• _Task instructions_:
Gather from the material every line that contains the string "Biohydrometallury".

(Given data Opens)

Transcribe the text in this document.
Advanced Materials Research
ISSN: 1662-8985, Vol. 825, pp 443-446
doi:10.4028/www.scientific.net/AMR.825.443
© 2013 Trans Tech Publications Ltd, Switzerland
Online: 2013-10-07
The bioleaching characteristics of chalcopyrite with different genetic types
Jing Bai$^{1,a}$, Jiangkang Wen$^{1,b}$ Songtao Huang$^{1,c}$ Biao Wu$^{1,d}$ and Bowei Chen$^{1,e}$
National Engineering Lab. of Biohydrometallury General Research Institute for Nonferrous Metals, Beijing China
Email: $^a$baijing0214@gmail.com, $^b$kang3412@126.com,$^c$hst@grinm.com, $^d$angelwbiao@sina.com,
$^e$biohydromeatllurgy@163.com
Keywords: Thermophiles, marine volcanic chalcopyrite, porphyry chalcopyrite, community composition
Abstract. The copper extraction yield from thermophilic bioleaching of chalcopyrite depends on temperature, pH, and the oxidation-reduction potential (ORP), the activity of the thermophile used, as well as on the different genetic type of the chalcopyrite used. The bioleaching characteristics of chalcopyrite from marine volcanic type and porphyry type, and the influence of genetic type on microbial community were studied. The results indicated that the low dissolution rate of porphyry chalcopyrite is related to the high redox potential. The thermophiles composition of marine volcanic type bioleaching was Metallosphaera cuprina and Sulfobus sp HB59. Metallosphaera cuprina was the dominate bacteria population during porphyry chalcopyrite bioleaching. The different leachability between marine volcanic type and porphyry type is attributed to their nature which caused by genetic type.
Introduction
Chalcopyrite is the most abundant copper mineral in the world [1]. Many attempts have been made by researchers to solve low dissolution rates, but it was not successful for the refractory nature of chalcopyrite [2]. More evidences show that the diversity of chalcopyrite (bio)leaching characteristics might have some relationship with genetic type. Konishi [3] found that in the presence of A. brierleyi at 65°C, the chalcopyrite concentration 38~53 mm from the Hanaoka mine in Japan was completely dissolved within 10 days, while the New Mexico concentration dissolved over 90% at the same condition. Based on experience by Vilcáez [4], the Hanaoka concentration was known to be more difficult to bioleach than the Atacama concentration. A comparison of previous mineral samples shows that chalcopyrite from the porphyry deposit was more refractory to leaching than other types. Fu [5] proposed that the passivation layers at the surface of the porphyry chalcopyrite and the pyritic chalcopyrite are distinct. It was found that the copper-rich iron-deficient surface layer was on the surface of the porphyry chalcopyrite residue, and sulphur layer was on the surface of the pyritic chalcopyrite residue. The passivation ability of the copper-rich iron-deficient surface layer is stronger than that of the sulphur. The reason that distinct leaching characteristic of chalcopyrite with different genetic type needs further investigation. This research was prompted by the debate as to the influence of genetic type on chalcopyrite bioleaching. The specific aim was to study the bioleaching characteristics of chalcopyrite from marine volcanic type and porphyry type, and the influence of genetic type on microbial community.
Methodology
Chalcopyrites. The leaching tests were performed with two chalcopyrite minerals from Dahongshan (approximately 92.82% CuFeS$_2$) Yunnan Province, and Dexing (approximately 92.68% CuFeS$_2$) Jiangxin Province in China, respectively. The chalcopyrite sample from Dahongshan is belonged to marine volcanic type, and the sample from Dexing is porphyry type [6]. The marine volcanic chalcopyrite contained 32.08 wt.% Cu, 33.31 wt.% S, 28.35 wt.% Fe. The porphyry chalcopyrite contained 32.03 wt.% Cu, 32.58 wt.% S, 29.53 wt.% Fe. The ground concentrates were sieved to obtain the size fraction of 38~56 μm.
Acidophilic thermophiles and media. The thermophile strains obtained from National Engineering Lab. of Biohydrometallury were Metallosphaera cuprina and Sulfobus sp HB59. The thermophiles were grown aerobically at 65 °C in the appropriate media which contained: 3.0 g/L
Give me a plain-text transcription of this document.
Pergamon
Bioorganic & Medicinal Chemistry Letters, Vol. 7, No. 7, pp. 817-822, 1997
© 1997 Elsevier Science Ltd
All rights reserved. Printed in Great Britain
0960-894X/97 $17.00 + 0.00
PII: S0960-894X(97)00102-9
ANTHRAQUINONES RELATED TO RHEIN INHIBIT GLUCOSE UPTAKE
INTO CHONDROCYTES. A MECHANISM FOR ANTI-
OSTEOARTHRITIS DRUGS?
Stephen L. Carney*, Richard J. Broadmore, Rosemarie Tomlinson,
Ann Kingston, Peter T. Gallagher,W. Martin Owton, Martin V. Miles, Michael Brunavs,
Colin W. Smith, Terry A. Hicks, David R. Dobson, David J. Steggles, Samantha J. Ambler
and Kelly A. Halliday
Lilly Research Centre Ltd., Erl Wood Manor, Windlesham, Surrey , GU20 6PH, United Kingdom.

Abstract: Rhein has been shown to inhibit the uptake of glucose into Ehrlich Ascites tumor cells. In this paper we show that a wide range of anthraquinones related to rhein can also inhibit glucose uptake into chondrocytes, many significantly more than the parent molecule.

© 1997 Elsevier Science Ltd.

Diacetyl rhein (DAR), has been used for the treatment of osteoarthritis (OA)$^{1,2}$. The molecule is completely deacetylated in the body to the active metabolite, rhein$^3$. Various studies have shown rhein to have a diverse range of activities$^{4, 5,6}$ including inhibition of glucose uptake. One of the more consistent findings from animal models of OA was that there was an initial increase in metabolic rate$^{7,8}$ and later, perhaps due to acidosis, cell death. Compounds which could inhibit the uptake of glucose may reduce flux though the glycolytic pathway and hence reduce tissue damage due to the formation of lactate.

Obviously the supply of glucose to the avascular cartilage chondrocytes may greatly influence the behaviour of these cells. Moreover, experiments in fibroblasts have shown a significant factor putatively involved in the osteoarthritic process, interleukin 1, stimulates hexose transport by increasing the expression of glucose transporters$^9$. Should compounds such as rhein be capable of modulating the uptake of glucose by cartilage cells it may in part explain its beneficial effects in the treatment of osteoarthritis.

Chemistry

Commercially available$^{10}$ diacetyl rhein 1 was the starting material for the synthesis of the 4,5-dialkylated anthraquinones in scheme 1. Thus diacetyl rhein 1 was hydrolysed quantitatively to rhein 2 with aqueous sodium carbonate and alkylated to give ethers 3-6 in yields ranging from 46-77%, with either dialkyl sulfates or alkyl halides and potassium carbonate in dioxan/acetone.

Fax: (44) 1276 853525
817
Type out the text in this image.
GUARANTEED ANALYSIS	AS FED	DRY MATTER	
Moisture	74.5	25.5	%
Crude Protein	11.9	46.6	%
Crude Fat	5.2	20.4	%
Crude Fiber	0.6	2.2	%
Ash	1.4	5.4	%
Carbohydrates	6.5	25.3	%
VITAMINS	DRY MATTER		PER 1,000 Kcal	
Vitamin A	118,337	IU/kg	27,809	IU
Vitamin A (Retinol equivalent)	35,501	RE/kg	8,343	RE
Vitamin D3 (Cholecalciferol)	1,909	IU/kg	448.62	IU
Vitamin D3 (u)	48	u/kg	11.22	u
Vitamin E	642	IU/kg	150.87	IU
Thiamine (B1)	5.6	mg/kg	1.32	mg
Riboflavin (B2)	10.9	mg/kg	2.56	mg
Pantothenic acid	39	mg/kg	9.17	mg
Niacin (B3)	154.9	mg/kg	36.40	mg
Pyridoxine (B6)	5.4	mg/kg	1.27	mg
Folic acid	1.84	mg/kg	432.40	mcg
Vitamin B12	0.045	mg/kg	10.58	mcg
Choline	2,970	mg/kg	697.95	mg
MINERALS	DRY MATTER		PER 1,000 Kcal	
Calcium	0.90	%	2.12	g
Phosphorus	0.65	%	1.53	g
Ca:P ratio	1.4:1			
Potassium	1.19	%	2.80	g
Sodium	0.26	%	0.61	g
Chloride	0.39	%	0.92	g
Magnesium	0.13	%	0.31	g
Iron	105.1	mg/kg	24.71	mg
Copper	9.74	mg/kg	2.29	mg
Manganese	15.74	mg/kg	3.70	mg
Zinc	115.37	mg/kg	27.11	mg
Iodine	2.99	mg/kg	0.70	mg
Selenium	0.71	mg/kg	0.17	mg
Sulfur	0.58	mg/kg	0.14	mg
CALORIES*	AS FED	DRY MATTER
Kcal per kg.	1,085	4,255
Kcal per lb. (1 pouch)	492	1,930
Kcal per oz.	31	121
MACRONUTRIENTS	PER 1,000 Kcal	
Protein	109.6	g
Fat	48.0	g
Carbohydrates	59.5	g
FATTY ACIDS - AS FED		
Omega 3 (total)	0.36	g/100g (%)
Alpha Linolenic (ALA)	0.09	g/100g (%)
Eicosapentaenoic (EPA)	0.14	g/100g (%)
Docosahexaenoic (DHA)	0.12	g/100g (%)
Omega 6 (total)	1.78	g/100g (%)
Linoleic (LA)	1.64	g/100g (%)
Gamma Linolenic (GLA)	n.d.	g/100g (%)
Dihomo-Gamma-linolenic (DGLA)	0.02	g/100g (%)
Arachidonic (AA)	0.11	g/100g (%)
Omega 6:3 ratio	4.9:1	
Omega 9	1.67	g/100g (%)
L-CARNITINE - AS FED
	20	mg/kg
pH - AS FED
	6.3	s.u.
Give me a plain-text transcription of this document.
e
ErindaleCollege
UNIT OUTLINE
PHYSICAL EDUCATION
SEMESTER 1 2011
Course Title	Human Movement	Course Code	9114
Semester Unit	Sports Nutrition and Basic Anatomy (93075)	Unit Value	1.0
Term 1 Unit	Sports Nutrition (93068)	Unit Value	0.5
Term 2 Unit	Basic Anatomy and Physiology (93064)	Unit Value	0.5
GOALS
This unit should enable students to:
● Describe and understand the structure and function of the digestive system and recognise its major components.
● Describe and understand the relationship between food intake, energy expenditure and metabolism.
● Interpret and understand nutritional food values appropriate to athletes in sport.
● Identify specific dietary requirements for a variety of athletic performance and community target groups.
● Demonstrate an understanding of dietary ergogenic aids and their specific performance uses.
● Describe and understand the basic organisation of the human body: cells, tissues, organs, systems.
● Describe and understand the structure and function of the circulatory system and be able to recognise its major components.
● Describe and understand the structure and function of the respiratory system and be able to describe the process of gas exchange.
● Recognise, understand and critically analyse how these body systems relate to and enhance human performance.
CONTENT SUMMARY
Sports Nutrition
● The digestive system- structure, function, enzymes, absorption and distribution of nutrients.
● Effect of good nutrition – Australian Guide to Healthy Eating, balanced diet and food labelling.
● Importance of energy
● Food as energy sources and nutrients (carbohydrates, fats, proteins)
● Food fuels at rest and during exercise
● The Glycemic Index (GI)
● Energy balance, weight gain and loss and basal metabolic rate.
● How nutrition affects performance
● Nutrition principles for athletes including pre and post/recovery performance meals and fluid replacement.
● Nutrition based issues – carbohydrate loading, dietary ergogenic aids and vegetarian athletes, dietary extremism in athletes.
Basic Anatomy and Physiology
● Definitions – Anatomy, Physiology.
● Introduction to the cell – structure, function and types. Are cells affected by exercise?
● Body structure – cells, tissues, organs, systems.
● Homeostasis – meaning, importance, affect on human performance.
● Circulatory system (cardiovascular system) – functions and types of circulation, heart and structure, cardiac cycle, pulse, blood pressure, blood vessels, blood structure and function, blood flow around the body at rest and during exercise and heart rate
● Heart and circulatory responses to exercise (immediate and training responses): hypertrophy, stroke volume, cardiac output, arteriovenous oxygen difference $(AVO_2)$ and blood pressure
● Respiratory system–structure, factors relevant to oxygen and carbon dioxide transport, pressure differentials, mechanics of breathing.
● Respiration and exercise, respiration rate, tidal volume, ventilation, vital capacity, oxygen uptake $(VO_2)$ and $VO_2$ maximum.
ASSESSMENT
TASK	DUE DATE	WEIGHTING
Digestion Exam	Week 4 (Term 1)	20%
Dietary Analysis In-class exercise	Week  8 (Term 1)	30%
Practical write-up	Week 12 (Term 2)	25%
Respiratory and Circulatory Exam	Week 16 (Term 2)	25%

(Given data Closes)

• _Output_:
National Engineering Lab. of Biohydrometallury General Research Institute for Nonferrous Metals, Beijing China
Acidophilic thermophiles and media. The thermophile strains obtained from National Engineering Lab. of Biohydrometallury were Metallosphaera cuprina and Sulfobus sp HB59. The thermophiles were grown aerobically at 65 °C in the appropriate media which contained: 3.0 g/L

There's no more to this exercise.